**Description of the task**
What follows is a listing; give it again exactly, in its entirety.

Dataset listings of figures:
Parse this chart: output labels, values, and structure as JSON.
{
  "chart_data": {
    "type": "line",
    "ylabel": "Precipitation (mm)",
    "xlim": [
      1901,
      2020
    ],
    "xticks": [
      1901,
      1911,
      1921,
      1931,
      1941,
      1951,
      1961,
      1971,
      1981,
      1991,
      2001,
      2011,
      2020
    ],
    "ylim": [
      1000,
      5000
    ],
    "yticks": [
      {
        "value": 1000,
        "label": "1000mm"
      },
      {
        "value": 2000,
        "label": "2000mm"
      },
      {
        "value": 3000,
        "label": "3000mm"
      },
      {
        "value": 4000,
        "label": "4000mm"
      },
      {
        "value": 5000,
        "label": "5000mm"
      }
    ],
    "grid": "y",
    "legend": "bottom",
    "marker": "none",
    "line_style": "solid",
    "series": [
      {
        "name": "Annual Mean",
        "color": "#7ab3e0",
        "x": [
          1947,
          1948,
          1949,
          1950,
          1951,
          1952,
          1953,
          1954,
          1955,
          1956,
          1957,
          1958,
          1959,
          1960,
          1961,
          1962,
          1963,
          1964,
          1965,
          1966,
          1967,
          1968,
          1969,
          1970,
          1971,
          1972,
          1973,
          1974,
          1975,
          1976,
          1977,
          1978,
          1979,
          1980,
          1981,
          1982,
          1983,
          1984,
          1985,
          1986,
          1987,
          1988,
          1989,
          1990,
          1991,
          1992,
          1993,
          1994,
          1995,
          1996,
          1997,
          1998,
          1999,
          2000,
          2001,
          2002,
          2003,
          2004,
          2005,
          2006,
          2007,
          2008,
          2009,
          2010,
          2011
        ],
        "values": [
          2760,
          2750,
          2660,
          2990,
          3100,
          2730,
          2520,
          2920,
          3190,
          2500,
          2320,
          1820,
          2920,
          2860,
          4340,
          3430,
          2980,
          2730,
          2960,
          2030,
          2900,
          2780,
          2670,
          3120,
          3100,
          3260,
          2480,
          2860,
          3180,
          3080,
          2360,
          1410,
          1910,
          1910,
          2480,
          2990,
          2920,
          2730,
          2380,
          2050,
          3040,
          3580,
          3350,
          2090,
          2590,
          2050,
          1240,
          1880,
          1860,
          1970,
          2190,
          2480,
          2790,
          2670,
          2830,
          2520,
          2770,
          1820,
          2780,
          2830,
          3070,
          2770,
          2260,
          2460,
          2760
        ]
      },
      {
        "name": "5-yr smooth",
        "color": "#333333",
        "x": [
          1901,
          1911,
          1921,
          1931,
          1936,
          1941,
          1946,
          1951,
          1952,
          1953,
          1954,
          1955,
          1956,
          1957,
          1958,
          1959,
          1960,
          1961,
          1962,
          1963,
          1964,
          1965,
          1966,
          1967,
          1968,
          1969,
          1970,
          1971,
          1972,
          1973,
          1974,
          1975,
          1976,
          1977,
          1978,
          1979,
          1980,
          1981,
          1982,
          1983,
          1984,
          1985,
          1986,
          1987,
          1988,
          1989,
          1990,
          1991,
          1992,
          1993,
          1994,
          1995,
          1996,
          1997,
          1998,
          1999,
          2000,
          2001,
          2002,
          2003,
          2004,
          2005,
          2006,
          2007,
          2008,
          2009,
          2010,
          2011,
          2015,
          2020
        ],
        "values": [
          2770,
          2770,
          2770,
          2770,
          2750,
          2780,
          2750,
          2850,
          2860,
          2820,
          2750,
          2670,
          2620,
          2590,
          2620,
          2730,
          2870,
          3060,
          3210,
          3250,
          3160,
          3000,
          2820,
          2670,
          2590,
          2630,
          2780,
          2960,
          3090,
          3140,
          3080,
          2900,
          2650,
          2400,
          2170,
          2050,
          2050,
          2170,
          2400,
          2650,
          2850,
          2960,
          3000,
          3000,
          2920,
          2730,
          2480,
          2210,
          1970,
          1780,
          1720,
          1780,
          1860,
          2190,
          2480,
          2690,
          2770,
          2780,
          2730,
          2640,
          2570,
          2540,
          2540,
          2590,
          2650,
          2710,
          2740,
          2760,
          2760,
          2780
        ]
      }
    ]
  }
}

**The response**
Parse this chart: output labels, values, and structure as JSON.
{
  "chart_data": {
    "type": "line",
    "ylabel": "Precipitation (mm)",
    "xlim": [
      1901,
      2020
    ],
    "xticks": [
      1901,
      1911,
      1921,
      1931,
      1941,
      1951,
      1961,
      1971,
      1981,
      1991,
      2001,
      2011,
      2020
    ],
    "ylim": [
      1000,
      5000
    ],
    "yticks": [
      {
        "value": 1000,
        "label": "1000mm"
      },
      {
        "value": 2000,
        "label": "2000mm"
      },
      {
        "value": 3000,
        "label": "3000mm"
      },
      {
        "value": 4000,
        "label": "4000mm"
      },
      {
        "value": 5000,
        "label": "5000mm"
      }
    ],
    "grid": "y",
    "legend": "bottom",
    "marker": "none",
    "line_style": "solid",
    "series": [
      {
        "name": "Annual Mean",
        "color": "#7ab3e0",
        "x": [
          1947,
          1948,
          1949,
          1950,
          1951,
          1952,
          1953,
          1954,
          1955,
          1956,
          1957,
          1958,
          1959,
          1960,
          1961,
          1962,
          1963,
          1964,
          1965,
          1966,
          1967,
          1968,
          1969,
          1970,
          1971,
          1972,
          1973,
          1974,
          1975,
          1976,
          1977,
          1978,
          1979,
          1980,
          1981,
          1982,
          1983,
          1984,
          1985,
          1986,
          1987,
          1988,
          1989,
          1990,
          1991,
          1992,
          1993,
          1994,
          1995,
          1996,
          1997,
          1998,
          1999,
          2000,
          2001,
          2002,
          2003,
          2004,
          2005,
          2006,
          2007,
          2008,
          2009,
          2010,
          2011
        ],
        "values": [
          2760,
          2750,
          2660,
          2990,
          3100,
          2730,
          2520,
          2920,
          3190,
          2500,
          2320,
          1820,
          2920,
          2860,
          4340,
          3430,
          2980,
          2730,
          2960,
          2030,
          2900,
          2780,
          2670,
          3120,
          3100,
          3260,
          2480,
          2860,
          3180,
          3080,
          2360,
          1410,
          1910,
          1910,
          2480,
          2990,
          2920,
          2730,
          2380,
          2050,
          3040,
          3580,
          3350,
          2090,
          2590,
          2050,
          1240,
          1880,
          1860,
          1970,
          2190,
          2480,
          2790,
          2670,
          2830,
          2520,
          2770,
          1820,
          2780,
          2830,
          3070,
          2770,
          2260,
          2460,
          2760
        ]
      },
      {
        "name": "5-yr smooth",
        "color": "#333333",
        "x": [
          1901,
          1911,
          1921,
          1931,
          1936,
          1941,
          1946,
          1951,
          1952,
          1953,
          1954,
          1955,
          1956,
          1957,
          1958,
          1959,
          1960,
          1961,
          1962,
          1963,
          1964,
          1965,
          1966,
          1967,
          1968,
          1969,
          1970,
          1971,
          1972,
          1973,
          1974,
          1975,
          1976,
          1977,
          1978,
          1979,
          1980,
          1981,
          1982,
          1983,
          1984,
          1985,
          1986,
          1987,
          1988,
          1989,
          1990,
          1991,
          1992,
          1993,
          1994,
          1995,
          1996,
          1997,
          1998,
          1999,
          2000,
          2001,
          2002,
          2003,
          2004,
          2005,
          2006,
          2007,
          2008,
          2009,
          2010,
          2011,
          2015,
          2020
        ],
        "values": [
          2770,
          2770,
          2770,
          2770,
          2750,
          2780,
          2750,
          2850,
          2860,
          2820,
          2750,
          2670,
          2620,
          2590,
          2620,
          2730,
          2870,
          3060,
          3210,
          3250,
          3160,
          3000,
          2820,
          2670,
          2590,
          2630,
          2780,
          2960,
          3090,
          3140,
          3080,
          2900,
          2650,
          2400,
          2170,
          2050,
          2050,
          2170,
          2400,
          2650,
          2850,
          2960,
          3000,
          3000,
          2920,
          2730,
          2480,
          2210,
          1970,
          1780,
          1720,
          1780,
          1860,
          2190,
          2480,
          2690,
          2770,
          2780,
          2730,
          2640,
          2570,
          2540,
          2540,
          2590,
          2650,
          2710,
          2740,
          2760,
          2760,
          2780
        ]
      }
    ]
  }
}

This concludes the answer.